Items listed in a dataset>
══════════════════════════════

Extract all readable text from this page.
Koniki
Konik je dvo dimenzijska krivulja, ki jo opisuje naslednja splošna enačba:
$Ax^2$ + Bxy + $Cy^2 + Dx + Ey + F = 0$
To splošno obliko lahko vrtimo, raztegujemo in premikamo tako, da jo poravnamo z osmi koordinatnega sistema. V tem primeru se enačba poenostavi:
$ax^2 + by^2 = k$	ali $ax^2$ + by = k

══════════════════════════════

STATED GOAL>
Of all the lines in the listing above, how many include "enačba"? Write only the number.

COMPLETED EXERCISE>
2